• [SUPPLIED ENTRIES]

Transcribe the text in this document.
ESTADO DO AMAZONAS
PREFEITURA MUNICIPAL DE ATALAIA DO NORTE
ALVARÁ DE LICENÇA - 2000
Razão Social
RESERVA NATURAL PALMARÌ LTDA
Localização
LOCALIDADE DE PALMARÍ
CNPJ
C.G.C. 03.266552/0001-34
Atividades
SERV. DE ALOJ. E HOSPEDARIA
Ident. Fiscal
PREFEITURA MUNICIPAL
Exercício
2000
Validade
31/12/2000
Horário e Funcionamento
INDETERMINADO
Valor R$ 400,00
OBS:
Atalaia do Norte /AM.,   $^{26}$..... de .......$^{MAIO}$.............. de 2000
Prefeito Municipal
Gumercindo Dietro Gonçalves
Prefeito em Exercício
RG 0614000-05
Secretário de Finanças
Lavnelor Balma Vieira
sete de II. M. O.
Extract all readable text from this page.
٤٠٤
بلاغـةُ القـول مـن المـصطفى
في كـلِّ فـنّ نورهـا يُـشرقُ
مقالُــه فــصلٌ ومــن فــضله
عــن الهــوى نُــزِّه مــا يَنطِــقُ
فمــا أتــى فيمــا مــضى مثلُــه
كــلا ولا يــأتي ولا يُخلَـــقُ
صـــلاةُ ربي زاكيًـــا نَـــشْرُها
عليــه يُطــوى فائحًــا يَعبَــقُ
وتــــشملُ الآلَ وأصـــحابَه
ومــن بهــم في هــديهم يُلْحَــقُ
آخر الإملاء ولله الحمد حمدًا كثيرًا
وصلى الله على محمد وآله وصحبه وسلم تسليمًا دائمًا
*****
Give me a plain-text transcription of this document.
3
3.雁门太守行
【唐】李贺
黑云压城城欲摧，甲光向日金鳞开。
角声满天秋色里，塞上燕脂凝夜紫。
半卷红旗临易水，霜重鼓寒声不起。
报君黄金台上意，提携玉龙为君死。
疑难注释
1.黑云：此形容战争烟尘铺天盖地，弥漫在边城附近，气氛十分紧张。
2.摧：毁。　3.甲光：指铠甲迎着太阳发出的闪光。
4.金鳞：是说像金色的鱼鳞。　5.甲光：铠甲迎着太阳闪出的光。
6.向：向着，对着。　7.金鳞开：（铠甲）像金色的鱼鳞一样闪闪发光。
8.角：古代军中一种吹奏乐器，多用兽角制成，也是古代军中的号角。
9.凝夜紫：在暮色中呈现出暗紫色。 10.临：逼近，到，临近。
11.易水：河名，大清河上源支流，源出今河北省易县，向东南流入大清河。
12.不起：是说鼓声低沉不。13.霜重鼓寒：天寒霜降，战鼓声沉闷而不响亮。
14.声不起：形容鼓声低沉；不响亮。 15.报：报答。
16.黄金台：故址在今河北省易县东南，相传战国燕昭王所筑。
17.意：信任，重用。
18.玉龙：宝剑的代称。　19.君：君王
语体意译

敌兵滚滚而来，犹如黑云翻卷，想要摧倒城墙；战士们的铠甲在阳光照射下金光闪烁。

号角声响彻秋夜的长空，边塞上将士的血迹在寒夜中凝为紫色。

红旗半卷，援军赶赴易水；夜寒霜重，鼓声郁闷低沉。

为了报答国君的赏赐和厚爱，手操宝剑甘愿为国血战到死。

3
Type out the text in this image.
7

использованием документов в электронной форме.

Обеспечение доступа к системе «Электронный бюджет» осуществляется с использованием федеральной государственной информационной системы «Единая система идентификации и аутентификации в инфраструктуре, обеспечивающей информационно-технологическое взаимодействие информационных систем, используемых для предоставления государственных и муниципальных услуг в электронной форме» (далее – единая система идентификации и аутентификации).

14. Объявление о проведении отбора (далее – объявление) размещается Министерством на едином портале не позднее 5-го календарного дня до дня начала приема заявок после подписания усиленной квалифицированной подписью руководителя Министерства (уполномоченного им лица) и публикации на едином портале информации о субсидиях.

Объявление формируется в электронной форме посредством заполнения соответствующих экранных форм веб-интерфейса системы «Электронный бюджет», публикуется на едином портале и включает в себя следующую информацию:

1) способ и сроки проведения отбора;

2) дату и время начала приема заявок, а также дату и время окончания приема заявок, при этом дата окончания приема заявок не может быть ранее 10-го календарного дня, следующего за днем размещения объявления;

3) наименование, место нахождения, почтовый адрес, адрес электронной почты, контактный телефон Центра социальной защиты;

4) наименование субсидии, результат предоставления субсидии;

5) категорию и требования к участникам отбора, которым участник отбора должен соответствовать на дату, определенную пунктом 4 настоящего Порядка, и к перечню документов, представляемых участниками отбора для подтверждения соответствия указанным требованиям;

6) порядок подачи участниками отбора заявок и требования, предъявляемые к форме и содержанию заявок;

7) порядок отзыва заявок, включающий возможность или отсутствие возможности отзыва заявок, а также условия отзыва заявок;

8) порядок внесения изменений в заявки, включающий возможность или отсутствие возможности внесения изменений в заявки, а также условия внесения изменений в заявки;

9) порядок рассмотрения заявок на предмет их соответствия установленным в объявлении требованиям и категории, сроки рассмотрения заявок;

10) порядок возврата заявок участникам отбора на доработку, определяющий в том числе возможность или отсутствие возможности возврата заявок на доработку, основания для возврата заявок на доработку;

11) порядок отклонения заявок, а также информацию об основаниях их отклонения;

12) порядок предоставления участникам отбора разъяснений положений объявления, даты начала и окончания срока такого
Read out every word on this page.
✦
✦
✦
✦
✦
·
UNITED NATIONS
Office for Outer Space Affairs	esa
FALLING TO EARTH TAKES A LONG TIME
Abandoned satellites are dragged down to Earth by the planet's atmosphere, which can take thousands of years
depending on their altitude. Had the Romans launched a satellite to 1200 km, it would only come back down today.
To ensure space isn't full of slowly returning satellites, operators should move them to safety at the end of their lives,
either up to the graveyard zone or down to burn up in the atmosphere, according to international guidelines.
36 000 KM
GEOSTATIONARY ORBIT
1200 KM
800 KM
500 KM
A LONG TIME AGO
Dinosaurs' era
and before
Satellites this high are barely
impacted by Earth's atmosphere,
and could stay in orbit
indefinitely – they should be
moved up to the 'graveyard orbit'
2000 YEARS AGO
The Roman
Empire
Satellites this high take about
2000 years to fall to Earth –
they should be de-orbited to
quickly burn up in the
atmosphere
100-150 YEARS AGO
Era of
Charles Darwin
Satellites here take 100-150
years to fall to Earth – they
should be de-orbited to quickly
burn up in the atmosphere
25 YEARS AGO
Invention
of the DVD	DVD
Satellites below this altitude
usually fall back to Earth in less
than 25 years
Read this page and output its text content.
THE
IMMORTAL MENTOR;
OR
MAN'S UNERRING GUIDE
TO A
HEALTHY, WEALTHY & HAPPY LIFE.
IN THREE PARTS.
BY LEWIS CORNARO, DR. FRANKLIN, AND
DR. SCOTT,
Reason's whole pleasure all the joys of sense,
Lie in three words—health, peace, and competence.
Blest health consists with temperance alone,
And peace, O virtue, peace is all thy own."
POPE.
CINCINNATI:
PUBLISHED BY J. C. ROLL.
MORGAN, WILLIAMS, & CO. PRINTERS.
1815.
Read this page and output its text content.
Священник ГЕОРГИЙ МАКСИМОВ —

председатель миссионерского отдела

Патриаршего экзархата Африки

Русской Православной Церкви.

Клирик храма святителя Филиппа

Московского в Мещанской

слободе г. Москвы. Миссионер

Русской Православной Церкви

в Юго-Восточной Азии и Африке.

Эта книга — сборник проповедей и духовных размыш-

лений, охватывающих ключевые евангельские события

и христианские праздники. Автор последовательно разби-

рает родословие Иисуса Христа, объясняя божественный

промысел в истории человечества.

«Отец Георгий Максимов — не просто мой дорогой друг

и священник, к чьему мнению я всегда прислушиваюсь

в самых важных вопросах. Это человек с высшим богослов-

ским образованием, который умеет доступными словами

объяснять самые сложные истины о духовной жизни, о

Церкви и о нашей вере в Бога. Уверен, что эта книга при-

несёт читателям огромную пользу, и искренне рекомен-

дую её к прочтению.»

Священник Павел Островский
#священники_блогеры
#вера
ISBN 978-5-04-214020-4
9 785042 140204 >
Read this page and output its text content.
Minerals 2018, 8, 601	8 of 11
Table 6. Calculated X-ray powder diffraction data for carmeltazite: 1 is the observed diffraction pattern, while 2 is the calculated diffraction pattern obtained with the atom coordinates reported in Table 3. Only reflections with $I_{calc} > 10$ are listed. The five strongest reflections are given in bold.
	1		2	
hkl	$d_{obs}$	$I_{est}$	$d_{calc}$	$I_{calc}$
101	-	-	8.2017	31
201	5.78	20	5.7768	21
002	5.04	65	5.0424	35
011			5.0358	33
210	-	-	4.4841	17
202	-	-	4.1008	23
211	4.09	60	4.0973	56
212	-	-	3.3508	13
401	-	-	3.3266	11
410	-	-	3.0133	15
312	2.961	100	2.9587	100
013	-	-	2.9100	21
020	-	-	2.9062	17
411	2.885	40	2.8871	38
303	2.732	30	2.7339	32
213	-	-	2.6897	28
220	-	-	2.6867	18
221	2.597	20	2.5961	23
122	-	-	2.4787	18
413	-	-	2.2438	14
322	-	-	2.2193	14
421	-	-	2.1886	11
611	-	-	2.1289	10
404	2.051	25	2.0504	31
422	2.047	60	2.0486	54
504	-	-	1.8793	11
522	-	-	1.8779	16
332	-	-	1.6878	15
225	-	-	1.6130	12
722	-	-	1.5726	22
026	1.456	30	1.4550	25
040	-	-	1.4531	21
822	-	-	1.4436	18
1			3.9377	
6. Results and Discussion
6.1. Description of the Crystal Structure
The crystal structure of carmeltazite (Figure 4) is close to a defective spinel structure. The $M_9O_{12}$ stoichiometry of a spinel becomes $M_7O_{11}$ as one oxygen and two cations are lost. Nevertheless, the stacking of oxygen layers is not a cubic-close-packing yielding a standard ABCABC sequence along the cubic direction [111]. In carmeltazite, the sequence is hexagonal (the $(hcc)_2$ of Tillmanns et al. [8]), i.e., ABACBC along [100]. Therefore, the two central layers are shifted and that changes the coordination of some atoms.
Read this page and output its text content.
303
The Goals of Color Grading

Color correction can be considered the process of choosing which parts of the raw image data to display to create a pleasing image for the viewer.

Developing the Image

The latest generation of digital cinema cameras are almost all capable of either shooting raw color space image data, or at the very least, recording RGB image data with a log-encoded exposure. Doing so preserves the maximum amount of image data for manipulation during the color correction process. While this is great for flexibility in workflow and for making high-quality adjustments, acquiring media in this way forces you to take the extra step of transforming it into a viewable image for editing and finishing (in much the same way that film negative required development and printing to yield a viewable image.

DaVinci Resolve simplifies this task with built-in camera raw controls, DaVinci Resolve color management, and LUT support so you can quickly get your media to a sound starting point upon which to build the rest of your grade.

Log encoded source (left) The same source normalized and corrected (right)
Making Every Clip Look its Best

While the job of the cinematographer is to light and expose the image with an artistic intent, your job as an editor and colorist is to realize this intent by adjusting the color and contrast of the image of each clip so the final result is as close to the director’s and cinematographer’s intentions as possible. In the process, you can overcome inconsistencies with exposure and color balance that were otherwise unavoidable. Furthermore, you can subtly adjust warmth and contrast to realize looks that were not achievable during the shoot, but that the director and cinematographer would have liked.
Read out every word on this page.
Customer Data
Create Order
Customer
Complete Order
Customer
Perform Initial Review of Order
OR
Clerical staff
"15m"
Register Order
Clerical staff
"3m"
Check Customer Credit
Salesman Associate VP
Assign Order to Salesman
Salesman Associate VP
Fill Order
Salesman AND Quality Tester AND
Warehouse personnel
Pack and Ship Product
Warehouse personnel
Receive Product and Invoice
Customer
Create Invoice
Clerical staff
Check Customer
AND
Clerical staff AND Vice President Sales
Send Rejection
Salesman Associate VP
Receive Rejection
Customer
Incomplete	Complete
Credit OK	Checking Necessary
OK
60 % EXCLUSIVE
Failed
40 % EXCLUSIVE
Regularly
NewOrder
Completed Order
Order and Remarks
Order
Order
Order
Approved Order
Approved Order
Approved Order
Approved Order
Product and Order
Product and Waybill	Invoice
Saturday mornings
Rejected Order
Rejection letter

• [WHAT THE EXERCISE ASKS]
Collect from the data above every line that includes "close".

• [OUTPUT FOR THIS TASK]
The crystal structure of carmeltazite (Figure 4) is close to a defective spinel structure. The $M_9O_{12}$ stoichiometry of a spinel becomes $M_7O_{11}$ as one oxygen and two cations are lost. Nevertheless, the stacking of oxygen layers is not a cubic-close-packing yielding a standard ABCABC sequence along the cubic direction [111]. In carmeltazite, the sequence is hexagonal (the $(hcc)_2$ of Tillmanns et al. [8]), i.e., ABACBC along [100]. Therefore, the two central layers are shifted and that changes the coordination of some atoms.
While the job of the cinematographer is to light and expose the image with an artistic intent, your job as an editor and colorist is to realize this intent by adjusting the color and contrast of the image of each clip so the final result is as close to the director’s and cinematographer’s intentions as possible. In the process, you can overcome inconsistencies with exposure and color balance that were otherwise unavoidable. Furthermore, you can subtly adjust warmth and contrast to realize looks that were not achievable during the shoot, but that the director and cinematographer would have liked.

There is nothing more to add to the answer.